[Figure content listings]
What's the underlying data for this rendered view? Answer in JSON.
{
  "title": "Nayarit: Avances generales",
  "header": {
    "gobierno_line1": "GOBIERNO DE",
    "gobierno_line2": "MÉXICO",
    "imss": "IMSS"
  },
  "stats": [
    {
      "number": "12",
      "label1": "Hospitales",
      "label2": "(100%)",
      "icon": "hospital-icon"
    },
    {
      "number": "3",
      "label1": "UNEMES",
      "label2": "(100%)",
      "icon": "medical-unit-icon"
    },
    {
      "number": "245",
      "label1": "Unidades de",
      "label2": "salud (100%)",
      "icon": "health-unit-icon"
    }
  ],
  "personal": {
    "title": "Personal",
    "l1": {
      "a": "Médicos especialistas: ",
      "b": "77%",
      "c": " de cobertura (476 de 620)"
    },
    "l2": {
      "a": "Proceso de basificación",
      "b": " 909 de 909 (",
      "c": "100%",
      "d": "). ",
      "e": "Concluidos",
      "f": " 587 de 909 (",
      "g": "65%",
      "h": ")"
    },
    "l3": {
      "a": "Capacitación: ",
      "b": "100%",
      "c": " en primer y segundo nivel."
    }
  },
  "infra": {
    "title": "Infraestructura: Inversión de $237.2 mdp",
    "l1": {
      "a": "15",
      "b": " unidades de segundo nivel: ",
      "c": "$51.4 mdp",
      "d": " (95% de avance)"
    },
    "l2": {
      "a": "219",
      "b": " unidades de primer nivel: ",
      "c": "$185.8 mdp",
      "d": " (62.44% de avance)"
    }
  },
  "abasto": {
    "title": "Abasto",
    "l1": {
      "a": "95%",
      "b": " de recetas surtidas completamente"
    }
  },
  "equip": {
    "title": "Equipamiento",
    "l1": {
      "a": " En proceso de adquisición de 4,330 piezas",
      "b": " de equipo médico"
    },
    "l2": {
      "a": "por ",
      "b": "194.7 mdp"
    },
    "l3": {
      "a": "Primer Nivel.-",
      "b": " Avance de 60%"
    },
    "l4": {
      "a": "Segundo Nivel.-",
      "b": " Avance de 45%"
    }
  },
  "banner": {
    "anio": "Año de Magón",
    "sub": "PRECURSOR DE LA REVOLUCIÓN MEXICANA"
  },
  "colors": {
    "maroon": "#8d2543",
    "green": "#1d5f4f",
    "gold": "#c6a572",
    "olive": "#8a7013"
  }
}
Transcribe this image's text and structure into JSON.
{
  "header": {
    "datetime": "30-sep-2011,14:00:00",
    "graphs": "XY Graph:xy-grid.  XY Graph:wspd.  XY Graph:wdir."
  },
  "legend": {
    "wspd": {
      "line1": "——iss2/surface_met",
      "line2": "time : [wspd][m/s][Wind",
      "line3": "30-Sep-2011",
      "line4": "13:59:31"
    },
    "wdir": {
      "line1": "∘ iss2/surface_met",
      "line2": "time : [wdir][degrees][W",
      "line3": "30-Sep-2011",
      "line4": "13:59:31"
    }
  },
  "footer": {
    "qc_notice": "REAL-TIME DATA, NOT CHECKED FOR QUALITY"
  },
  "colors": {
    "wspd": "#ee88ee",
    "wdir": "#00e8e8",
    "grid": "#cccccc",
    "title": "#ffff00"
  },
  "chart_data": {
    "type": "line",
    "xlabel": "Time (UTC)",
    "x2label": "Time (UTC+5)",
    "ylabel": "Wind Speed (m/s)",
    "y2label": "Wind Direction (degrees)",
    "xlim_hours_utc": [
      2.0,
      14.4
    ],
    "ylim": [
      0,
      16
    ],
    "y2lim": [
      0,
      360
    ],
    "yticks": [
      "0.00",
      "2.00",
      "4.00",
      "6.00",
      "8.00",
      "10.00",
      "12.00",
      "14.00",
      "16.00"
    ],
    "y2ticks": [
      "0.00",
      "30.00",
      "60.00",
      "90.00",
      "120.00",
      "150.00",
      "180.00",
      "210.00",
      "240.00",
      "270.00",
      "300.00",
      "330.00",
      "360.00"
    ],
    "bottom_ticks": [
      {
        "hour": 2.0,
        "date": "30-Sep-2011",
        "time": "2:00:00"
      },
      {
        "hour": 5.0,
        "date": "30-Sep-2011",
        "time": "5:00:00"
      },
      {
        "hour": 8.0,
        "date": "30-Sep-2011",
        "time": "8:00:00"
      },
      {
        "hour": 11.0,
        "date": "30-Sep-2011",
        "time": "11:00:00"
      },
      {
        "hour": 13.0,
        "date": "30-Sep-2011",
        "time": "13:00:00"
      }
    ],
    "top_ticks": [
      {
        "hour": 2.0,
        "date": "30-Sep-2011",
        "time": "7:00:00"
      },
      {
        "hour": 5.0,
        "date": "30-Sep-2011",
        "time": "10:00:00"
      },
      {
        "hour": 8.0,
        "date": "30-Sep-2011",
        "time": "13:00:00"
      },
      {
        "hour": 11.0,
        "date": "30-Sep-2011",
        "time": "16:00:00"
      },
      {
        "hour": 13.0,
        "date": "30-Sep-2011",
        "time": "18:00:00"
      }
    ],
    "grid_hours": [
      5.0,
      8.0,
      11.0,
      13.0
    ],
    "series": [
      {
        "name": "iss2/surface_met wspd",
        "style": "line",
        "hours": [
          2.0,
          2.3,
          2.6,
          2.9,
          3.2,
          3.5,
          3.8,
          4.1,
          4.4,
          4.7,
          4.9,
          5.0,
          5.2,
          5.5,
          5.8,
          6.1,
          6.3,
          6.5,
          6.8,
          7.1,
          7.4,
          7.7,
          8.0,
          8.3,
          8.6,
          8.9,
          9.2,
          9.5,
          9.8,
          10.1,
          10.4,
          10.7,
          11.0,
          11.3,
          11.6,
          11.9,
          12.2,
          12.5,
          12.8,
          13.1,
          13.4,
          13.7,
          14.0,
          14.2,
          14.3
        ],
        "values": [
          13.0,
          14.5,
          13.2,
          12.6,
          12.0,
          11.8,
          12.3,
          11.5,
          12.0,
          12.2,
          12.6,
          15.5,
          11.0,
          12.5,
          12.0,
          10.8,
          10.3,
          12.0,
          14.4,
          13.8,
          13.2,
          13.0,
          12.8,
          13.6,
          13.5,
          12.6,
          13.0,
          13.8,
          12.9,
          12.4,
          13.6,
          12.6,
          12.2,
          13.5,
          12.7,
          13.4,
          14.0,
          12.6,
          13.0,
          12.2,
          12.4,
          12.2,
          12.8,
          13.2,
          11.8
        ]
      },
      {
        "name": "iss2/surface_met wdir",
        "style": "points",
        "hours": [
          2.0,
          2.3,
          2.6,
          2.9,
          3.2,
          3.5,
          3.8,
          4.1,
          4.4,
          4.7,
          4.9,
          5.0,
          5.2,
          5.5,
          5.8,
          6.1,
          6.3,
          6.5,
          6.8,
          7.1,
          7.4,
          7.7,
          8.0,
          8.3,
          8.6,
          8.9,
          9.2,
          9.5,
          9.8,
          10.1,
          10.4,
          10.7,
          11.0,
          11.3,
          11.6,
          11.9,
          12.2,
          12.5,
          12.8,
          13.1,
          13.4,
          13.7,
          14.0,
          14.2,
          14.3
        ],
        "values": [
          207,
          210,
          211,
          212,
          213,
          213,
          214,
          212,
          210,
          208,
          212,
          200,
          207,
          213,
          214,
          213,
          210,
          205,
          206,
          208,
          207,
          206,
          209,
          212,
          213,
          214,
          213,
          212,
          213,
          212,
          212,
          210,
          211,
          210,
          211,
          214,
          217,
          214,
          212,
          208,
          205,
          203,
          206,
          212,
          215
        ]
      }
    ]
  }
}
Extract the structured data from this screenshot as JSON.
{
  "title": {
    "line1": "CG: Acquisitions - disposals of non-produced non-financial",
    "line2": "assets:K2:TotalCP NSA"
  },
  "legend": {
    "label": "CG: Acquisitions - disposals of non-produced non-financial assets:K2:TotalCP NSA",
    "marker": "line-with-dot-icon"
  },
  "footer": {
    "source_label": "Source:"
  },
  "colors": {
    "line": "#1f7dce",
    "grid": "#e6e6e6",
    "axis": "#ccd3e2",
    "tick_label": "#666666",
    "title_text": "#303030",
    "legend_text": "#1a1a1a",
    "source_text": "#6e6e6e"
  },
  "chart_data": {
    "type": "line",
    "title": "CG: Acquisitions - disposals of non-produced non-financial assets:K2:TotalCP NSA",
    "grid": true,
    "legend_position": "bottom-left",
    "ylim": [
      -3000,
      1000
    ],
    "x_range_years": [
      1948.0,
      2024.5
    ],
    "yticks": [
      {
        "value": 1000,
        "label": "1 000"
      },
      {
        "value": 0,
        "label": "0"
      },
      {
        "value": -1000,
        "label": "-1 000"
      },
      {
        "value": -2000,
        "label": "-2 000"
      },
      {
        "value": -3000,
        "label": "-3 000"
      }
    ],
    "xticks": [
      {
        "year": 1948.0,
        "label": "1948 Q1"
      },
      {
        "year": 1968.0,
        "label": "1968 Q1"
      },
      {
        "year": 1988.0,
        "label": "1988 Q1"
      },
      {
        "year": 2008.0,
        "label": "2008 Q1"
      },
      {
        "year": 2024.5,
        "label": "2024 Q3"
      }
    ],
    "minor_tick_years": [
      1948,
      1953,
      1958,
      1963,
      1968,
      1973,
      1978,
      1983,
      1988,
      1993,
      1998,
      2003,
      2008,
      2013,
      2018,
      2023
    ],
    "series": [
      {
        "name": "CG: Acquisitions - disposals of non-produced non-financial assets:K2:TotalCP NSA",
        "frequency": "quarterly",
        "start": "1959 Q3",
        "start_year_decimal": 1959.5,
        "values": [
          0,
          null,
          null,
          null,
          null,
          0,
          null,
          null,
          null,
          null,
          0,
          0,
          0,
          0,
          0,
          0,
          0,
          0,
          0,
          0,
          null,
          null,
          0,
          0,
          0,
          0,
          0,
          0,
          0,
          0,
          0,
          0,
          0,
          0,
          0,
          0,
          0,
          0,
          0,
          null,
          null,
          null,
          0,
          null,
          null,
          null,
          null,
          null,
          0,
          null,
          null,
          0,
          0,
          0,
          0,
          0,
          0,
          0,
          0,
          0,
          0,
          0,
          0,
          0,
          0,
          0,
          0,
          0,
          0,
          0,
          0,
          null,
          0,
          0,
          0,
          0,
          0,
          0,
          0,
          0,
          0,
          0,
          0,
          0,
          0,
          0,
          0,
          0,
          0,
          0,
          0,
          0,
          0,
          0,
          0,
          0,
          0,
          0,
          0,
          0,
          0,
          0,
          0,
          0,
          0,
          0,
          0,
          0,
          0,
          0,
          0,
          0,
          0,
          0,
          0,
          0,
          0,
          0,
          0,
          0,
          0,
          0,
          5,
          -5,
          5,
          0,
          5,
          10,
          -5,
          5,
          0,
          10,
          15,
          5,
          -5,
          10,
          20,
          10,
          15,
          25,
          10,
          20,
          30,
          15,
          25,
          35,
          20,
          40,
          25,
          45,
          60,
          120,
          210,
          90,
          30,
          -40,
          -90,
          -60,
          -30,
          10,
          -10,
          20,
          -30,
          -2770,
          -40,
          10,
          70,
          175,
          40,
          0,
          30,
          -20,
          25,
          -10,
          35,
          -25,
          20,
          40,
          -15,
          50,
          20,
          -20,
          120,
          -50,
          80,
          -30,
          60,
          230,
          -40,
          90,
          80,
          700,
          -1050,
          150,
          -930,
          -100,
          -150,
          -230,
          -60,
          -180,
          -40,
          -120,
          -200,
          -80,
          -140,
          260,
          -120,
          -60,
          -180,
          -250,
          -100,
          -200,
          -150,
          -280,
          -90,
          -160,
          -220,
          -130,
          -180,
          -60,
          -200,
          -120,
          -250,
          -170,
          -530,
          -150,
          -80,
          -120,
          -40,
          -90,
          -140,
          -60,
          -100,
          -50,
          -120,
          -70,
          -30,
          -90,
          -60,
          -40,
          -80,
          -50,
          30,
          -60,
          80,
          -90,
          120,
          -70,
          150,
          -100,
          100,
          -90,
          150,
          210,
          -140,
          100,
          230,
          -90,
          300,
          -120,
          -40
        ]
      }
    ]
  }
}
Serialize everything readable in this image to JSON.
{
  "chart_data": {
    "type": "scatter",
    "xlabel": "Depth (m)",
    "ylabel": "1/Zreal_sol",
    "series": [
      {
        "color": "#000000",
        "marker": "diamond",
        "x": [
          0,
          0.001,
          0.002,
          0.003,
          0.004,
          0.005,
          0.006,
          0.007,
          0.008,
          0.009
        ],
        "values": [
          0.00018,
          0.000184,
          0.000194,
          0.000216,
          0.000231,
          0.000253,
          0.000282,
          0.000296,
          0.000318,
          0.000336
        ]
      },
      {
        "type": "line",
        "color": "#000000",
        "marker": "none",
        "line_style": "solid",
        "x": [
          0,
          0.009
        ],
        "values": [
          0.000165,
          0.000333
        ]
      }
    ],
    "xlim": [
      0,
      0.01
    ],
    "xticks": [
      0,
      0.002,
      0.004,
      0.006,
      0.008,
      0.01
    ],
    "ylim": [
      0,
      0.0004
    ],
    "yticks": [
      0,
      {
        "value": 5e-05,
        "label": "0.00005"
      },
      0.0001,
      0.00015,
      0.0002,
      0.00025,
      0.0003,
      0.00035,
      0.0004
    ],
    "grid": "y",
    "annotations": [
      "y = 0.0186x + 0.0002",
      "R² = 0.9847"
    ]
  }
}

SHORT EXERCISE. Starting with the line that contains "Serialize everything readable", print each line through the last one in the listing. Include both end lines and add nothing.

EXERCISE SOLUTION.
Serialize everything readable in this image to JSON.
{
  "chart_data": {
    "type": "scatter",
    "xlabel": "Depth (m)",
    "ylabel": "1/Zreal_sol",
    "series": [
      {
        "color": "#000000",
        "marker": "diamond",
        "x": [
          0,
          0.001,
          0.002,
          0.003,
          0.004,
          0.005,
          0.006,
          0.007,
          0.008,
          0.009
        ],
        "values": [
          0.00018,
          0.000184,
          0.000194,
          0.000216,
          0.000231,
          0.000253,
          0.000282,
          0.000296,
          0.000318,
          0.000336
        ]
      },
      {
        "type": "line",
        "color": "#000000",
        "marker": "none",
        "line_style": "solid",
        "x": [
          0,
          0.009
        ],
        "values": [
          0.000165,
          0.000333
        ]
      }
    ],
    "xlim": [
      0,
      0.01
    ],
    "xticks": [
      0,
      0.002,
      0.004,
      0.006,
      0.008,
      0.01
    ],
    "ylim": [
      0,
      0.0004
    ],
    "yticks": [
      0,
      {
        "value": 5e-05,
        "label": "0.00005"
      },
      0.0001,
      0.00015,
      0.0002,
      0.00025,
      0.0003,
      0.00035,
      0.0004
    ],
    "grid": "y",
    "annotations": [
      "y = 0.0186x + 0.0002",
      "R² = 0.9847"
    ]
  }
}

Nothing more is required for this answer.